**DATA SUPPLIED:**
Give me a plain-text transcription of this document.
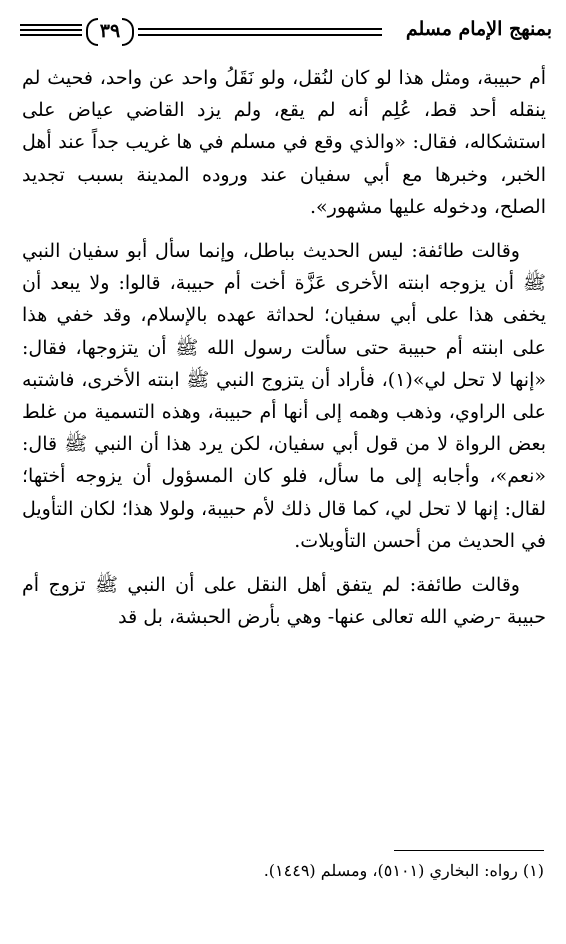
بمنهج الإمام مسلم
٣٩

أم حبيبة، ومثل هذا لو كان لنُقل، ولو نَقَلُ واحد عن واحد، فحيث لم ينقله أحد قط، عُلِم أنه لم يقع، ولم يزد القاضي عياض على استشكاله، فقال: «والذي وقع في مسلم في ها غريب جداً عند أهل الخبر، وخبرها مع أبي سفيان عند وروده المدينة بسبب تجديد الصلح، ودخوله عليها مشهور».

وقالت طائفة: ليس الحديث بباطل، وإنما سأل أبو سفيان النبي ﷺ أن يزوجه ابنته الأخرى عَزَّة أخت أم حبيبة، قالوا: ولا يبعد أن يخفى هذا على أبي سفيان؛ لحداثة عهده بالإسلام، وقد خفي هذا على ابنته أم حبيبة حتى سألت رسول الله ﷺ أن يتزوجها، فقال: «إنها لا تحل لي»(١)، فأراد أن يتزوج النبي ﷺ ابنته الأخرى، فاشتبه على الراوي، وذهب وهمه إلى أنها أم حبيبة، وهذه التسمية من غلط بعض الرواة لا من قول أبي سفيان، لكن يرد هذا أن النبي ﷺ قال: «نعم»، وأجابه إلى ما سأل، فلو كان المسؤول أن يزوجه أختها؛ لقال: إنها لا تحل لي، كما قال ذلك لأم حبيبة، ولولا هذا؛ لكان التأويل في الحديث من أحسن التأويلات.

وقالت طائفة: لم يتفق أهل النقل على أن النبي ﷺ تزوج أم حبيبة -رضي الله تعالى عنها- وهي بأرض الحبشة، بل قد

(١) رواه: البخاري (٥١٠١)، ومسلم (١٤٤٩).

**PROBLEM TO SOLVE:** Go through the data above and transcribe it in full, omitting any image.

**CORRECT OUTPUT:**
Give me a plain-text transcription of this document.
بمنهج الإمام مسلم
٣٩

أم حبيبة، ومثل هذا لو كان لنُقل، ولو نَقَلُ واحد عن واحد، فحيث لم ينقله أحد قط، عُلِم أنه لم يقع، ولم يزد القاضي عياض على استشكاله، فقال: «والذي وقع في مسلم في ها غريب جداً عند أهل الخبر، وخبرها مع أبي سفيان عند وروده المدينة بسبب تجديد الصلح، ودخوله عليها مشهور».

وقالت طائفة: ليس الحديث بباطل، وإنما سأل أبو سفيان النبي ﷺ أن يزوجه ابنته الأخرى عَزَّة أخت أم حبيبة، قالوا: ولا يبعد أن يخفى هذا على أبي سفيان؛ لحداثة عهده بالإسلام، وقد خفي هذا على ابنته أم حبيبة حتى سألت رسول الله ﷺ أن يتزوجها، فقال: «إنها لا تحل لي»(١)، فأراد أن يتزوج النبي ﷺ ابنته الأخرى، فاشتبه على الراوي، وذهب وهمه إلى أنها أم حبيبة، وهذه التسمية من غلط بعض الرواة لا من قول أبي سفيان، لكن يرد هذا أن النبي ﷺ قال: «نعم»، وأجابه إلى ما سأل، فلو كان المسؤول أن يزوجه أختها؛ لقال: إنها لا تحل لي، كما قال ذلك لأم حبيبة، ولولا هذا؛ لكان التأويل في الحديث من أحسن التأويلات.

وقالت طائفة: لم يتفق أهل النقل على أن النبي ﷺ تزوج أم حبيبة -رضي الله تعالى عنها- وهي بأرض الحبشة، بل قد

(١) رواه: البخاري (٥١٠١)، ومسلم (١٤٤٩).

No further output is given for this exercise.